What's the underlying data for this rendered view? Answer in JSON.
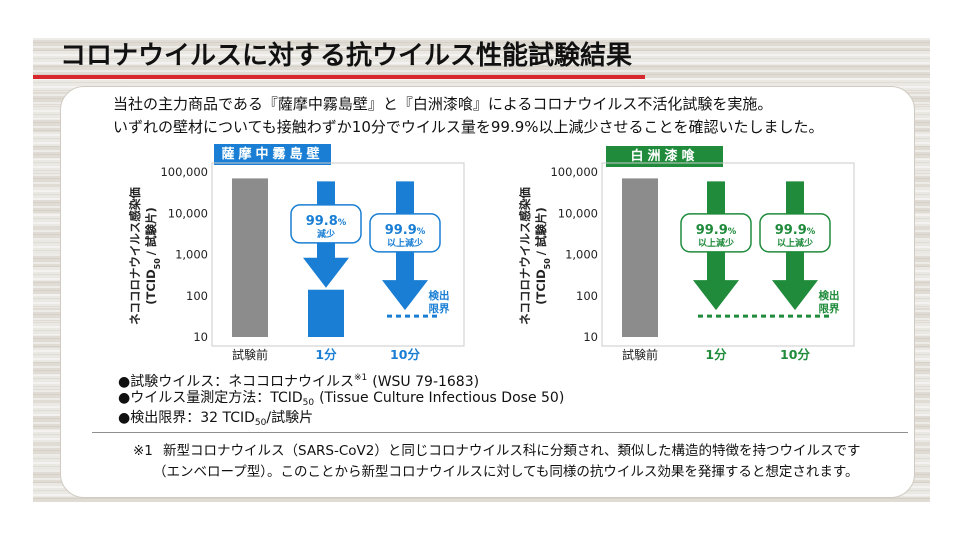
{
  "title": "コロナウイルスに対する抗ウイルス性能試験結果",
  "intro": [
    "当社の主力商品である『薩摩中霧島壁』と『白洲漆喰』によるコロナウイルス不活化試験を実施。",
    "いずれの壁材についても接触わずか10分でウイルス量を99.9%以上減少させることを確認いたしました。"
  ],
  "colors": {
    "title_rule": "#d7282f",
    "panel_border": "#cfcbc3"
  },
  "chart_data": [
    {
      "type": "bar",
      "title": "薩摩中霧島壁",
      "color": "#1a7fd4",
      "bar_colors": [
        "#8c8c8c",
        "#1a7fd4",
        "#1a7fd4"
      ],
      "ylabel": "ネココロナウイルス感染価",
      "ylabel_unit": {
        "pre": "(TCID",
        "sub": "50",
        "post": "/ 試験片)"
      },
      "yscale": "log",
      "ylim": [
        10,
        100000
      ],
      "yticks": [
        100000,
        10000,
        1000,
        100,
        10
      ],
      "ytick_labels": [
        "100,000",
        "10,000",
        "1,000",
        "100",
        "10"
      ],
      "grid": false,
      "categories": [
        "試験前",
        "1分",
        "10分"
      ],
      "values": [
        70000,
        140,
        null
      ],
      "below_detection_limit": [
        false,
        false,
        true
      ],
      "detection_limit": 32,
      "detection_label": [
        "検出",
        "限界"
      ],
      "annotations": [
        null,
        {
          "value": "99.8",
          "unit": "%",
          "text": "減少"
        },
        {
          "value": "99.9",
          "unit": "%",
          "text": "以上減少"
        }
      ]
    },
    {
      "type": "bar",
      "title": "白洲漆喰",
      "color": "#1f8b3b",
      "bar_colors": [
        "#8c8c8c",
        "#1f8b3b",
        "#1f8b3b"
      ],
      "ylabel": "ネココロナウイルス感染価",
      "ylabel_unit": {
        "pre": "(TCID",
        "sub": "50",
        "post": "/ 試験片)"
      },
      "yscale": "log",
      "ylim": [
        10,
        100000
      ],
      "yticks": [
        100000,
        10000,
        1000,
        100,
        10
      ],
      "ytick_labels": [
        "100,000",
        "10,000",
        "1,000",
        "100",
        "10"
      ],
      "grid": false,
      "categories": [
        "試験前",
        "1分",
        "10分"
      ],
      "values": [
        70000,
        null,
        null
      ],
      "below_detection_limit": [
        false,
        true,
        true
      ],
      "detection_limit": 32,
      "detection_label": [
        "検出",
        "限界"
      ],
      "annotations": [
        null,
        {
          "value": "99.9",
          "unit": "%",
          "text": "以上減少"
        },
        {
          "value": "99.9",
          "unit": "%",
          "text": "以上減少"
        }
      ]
    }
  ],
  "bullets": {
    "mark": "●",
    "items": [
      {
        "text": "試験ウイルス：ネココロナウイルス",
        "sup": "※1",
        "after": "(WSU 79-1683)"
      },
      {
        "text": "ウイルス量測定方法：TCID",
        "sub": "50",
        "after": "(Tissue Culture Infectious Dose 50)"
      },
      {
        "text": "検出限界：32 TCID",
        "sub": "50",
        "after": "/試験片"
      }
    ]
  },
  "footnote": {
    "mark": "※1",
    "lines": [
      "新型コロナウイルス（SARS-CoV2）と同じコロナウイルス科に分類され、類似した構造的特徴を持つウイルスです",
      "（エンベロープ型）。このことから新型コロナウイルスに対しても同様の抗ウイルス効果を発揮すると想定されます。"
    ]
  }
}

GIVEN TASK
Set the listing down in full and exactly. Pictures within it should not appear in the copy.

EXERCISE ANSWER
What's the underlying data for this rendered view? Answer in JSON.
{
  "title": "コロナウイルスに対する抗ウイルス性能試験結果",
  "intro": [
    "当社の主力商品である『薩摩中霧島壁』と『白洲漆喰』によるコロナウイルス不活化試験を実施。",
    "いずれの壁材についても接触わずか10分でウイルス量を99.9%以上減少させることを確認いたしました。"
  ],
  "colors": {
    "title_rule": "#d7282f",
    "panel_border": "#cfcbc3"
  },
  "chart_data": [
    {
      "type": "bar",
      "title": "薩摩中霧島壁",
      "color": "#1a7fd4",
      "bar_colors": [
        "#8c8c8c",
        "#1a7fd4",
        "#1a7fd4"
      ],
      "ylabel": "ネココロナウイルス感染価",
      "ylabel_unit": {
        "pre": "(TCID",
        "sub": "50",
        "post": "/ 試験片)"
      },
      "yscale": "log",
      "ylim": [
        10,
        100000
      ],
      "yticks": [
        100000,
        10000,
        1000,
        100,
        10
      ],
      "ytick_labels": [
        "100,000",
        "10,000",
        "1,000",
        "100",
        "10"
      ],
      "grid": false,
      "categories": [
        "試験前",
        "1分",
        "10分"
      ],
      "values": [
        70000,
        140,
        null
      ],
      "below_detection_limit": [
        false,
        false,
        true
      ],
      "detection_limit": 32,
      "detection_label": [
        "検出",
        "限界"
      ],
      "annotations": [
        null,
        {
          "value": "99.8",
          "unit": "%",
          "text": "減少"
        },
        {
          "value": "99.9",
          "unit": "%",
          "text": "以上減少"
        }
      ]
    },
    {
      "type": "bar",
      "title": "白洲漆喰",
      "color": "#1f8b3b",
      "bar_colors": [
        "#8c8c8c",
        "#1f8b3b",
        "#1f8b3b"
      ],
      "ylabel": "ネココロナウイルス感染価",
      "ylabel_unit": {
        "pre": "(TCID",
        "sub": "50",
        "post": "/ 試験片)"
      },
      "yscale": "log",
      "ylim": [
        10,
        100000
      ],
      "yticks": [
        100000,
        10000,
        1000,
        100,
        10
      ],
      "ytick_labels": [
        "100,000",
        "10,000",
        "1,000",
        "100",
        "10"
      ],
      "grid": false,
      "categories": [
        "試験前",
        "1分",
        "10分"
      ],
      "values": [
        70000,
        null,
        null
      ],
      "below_detection_limit": [
        false,
        true,
        true
      ],
      "detection_limit": 32,
      "detection_label": [
        "検出",
        "限界"
      ],
      "annotations": [
        null,
        {
          "value": "99.9",
          "unit": "%",
          "text": "以上減少"
        },
        {
          "value": "99.9",
          "unit": "%",
          "text": "以上減少"
        }
      ]
    }
  ],
  "bullets": {
    "mark": "●",
    "items": [
      {
        "text": "試験ウイルス：ネココロナウイルス",
        "sup": "※1",
        "after": "(WSU 79-1683)"
      },
      {
        "text": "ウイルス量測定方法：TCID",
        "sub": "50",
        "after": "(Tissue Culture Infectious Dose 50)"
      },
      {
        "text": "検出限界：32 TCID",
        "sub": "50",
        "after": "/試験片"
      }
    ]
  },
  "footnote": {
    "mark": "※1",
    "lines": [
      "新型コロナウイルス（SARS-CoV2）と同じコロナウイルス科に分類され、類似した構造的特徴を持つウイルスです",
      "（エンベロープ型）。このことから新型コロナウイルスに対しても同様の抗ウイルス効果を発揮すると想定されます。"
    ]
  }
}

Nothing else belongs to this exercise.